*Given exercise:* Your task is to print all of the material verbatim.

*Data supplied:*
## START

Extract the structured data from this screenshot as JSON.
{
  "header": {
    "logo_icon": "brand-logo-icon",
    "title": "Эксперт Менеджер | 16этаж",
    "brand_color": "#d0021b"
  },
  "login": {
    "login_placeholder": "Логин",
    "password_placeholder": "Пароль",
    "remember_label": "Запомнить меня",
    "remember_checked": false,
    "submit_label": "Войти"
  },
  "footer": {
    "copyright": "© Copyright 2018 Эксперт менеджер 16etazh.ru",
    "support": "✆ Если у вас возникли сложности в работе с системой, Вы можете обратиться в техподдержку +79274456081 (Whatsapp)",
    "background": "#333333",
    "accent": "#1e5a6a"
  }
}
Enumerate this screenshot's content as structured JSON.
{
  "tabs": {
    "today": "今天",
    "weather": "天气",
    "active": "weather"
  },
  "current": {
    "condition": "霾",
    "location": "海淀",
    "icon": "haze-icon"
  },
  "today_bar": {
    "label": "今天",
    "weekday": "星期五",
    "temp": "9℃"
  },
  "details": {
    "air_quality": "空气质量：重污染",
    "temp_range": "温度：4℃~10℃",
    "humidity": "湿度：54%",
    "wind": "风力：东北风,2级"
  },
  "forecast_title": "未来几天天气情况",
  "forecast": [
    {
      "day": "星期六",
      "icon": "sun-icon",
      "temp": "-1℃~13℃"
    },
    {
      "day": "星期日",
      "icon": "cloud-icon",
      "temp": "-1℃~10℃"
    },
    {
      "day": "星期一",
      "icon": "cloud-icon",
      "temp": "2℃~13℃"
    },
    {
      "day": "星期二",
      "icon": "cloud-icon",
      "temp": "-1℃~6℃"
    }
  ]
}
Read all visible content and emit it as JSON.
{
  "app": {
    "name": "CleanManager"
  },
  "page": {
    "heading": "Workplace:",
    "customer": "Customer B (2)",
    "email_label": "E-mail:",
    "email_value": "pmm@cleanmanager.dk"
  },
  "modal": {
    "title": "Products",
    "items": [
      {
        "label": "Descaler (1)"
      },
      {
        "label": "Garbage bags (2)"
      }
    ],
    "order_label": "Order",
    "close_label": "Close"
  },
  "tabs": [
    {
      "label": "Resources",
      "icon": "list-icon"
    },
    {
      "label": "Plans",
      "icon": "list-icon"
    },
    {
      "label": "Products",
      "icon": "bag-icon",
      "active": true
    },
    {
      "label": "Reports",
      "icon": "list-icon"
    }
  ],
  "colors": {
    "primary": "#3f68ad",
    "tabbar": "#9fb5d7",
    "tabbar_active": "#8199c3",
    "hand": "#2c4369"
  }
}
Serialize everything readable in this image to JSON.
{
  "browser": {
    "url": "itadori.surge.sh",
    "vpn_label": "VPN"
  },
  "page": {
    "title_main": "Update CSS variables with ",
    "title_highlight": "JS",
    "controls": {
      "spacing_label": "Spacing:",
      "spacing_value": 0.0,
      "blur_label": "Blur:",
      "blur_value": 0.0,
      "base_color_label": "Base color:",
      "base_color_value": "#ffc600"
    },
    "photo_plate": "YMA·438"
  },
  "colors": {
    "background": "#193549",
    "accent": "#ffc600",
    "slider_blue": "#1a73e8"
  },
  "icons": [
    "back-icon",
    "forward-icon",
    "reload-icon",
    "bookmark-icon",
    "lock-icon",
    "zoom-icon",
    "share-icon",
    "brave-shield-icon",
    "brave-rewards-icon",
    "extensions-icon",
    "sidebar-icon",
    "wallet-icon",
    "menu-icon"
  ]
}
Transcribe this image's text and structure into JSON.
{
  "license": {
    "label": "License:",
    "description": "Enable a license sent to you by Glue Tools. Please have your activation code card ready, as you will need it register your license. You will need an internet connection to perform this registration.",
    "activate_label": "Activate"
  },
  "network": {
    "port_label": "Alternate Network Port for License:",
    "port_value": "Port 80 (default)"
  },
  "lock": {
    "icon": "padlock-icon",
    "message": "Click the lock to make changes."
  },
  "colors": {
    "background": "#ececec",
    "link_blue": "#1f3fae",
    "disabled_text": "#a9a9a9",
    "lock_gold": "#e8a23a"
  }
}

## END

*Task solution:*
Extract the structured data from this screenshot as JSON.
{
  "header": {
    "logo_icon": "brand-logo-icon",
    "title": "Эксперт Менеджер | 16этаж",
    "brand_color": "#d0021b"
  },
  "login": {
    "login_placeholder": "Логин",
    "password_placeholder": "Пароль",
    "remember_label": "Запомнить меня",
    "remember_checked": false,
    "submit_label": "Войти"
  },
  "footer": {
    "copyright": "© Copyright 2018 Эксперт менеджер 16etazh.ru",
    "support": "✆ Если у вас возникли сложности в работе с системой, Вы можете обратиться в техподдержку +79274456081 (Whatsapp)",
    "background": "#333333",
    "accent": "#1e5a6a"
  }
}
Enumerate this screenshot's content as structured JSON.
{
  "tabs": {
    "today": "今天",
    "weather": "天气",
    "active": "weather"
  },
  "current": {
    "condition": "霾",
    "location": "海淀",
    "icon": "haze-icon"
  },
  "today_bar": {
    "label": "今天",
    "weekday": "星期五",
    "temp": "9℃"
  },
  "details": {
    "air_quality": "空气质量：重污染",
    "temp_range": "温度：4℃~10℃",
    "humidity": "湿度：54%",
    "wind": "风力：东北风,2级"
  },
  "forecast_title": "未来几天天气情况",
  "forecast": [
    {
      "day": "星期六",
      "icon": "sun-icon",
      "temp": "-1℃~13℃"
    },
    {
      "day": "星期日",
      "icon": "cloud-icon",
      "temp": "-1℃~10℃"
    },
    {
      "day": "星期一",
      "icon": "cloud-icon",
      "temp": "2℃~13℃"
    },
    {
      "day": "星期二",
      "icon": "cloud-icon",
      "temp": "-1℃~6℃"
    }
  ]
}
Read all visible content and emit it as JSON.
{
  "app": {
    "name": "CleanManager"
  },
  "page": {
    "heading": "Workplace:",
    "customer": "Customer B (2)",
    "email_label": "E-mail:",
    "email_value": "pmm@cleanmanager.dk"
  },
  "modal": {
    "title": "Products",
    "items": [
      {
        "label": "Descaler (1)"
      },
      {
        "label": "Garbage bags (2)"
      }
    ],
    "order_label": "Order",
    "close_label": "Close"
  },
  "tabs": [
    {
      "label": "Resources",
      "icon": "list-icon"
    },
    {
      "label": "Plans",
      "icon": "list-icon"
    },
    {
      "label": "Products",
      "icon": "bag-icon",
      "active": true
    },
    {
      "label": "Reports",
      "icon": "list-icon"
    }
  ],
  "colors": {
    "primary": "#3f68ad",
    "tabbar": "#9fb5d7",
    "tabbar_active": "#8199c3",
    "hand": "#2c4369"
  }
}
Serialize everything readable in this image to JSON.
{
  "browser": {
    "url": "itadori.surge.sh",
    "vpn_label": "VPN"
  },
  "page": {
    "title_main": "Update CSS variables with ",
    "title_highlight": "JS",
    "controls": {
      "spacing_label": "Spacing:",
      "spacing_value": 0.0,
      "blur_label": "Blur:",
      "blur_value": 0.0,
      "base_color_label": "Base color:",
      "base_color_value": "#ffc600"
    },
    "photo_plate": "YMA·438"
  },
  "colors": {
    "background": "#193549",
    "accent": "#ffc600",
    "slider_blue": "#1a73e8"
  },
  "icons": [
    "back-icon",
    "forward-icon",
    "reload-icon",
    "bookmark-icon",
    "lock-icon",
    "zoom-icon",
    "share-icon",
    "brave-shield-icon",
    "brave-rewards-icon",
    "extensions-icon",
    "sidebar-icon",
    "wallet-icon",
    "menu-icon"
  ]
}
Transcribe this image's text and structure into JSON.
{
  "license": {
    "label": "License:",
    "description": "Enable a license sent to you by Glue Tools. Please have your activation code card ready, as you will need it register your license. You will need an internet connection to perform this registration.",
    "activate_label": "Activate"
  },
  "network": {
    "port_label": "Alternate Network Port for License:",
    "port_value": "Port 80 (default)"
  },
  "lock": {
    "icon": "padlock-icon",
    "message": "Click the lock to make changes."
  },
  "colors": {
    "background": "#ececec",
    "link_blue": "#1f3fae",
    "disabled_text": "#a9a9a9",
    "lock_gold": "#e8a23a"
  }
}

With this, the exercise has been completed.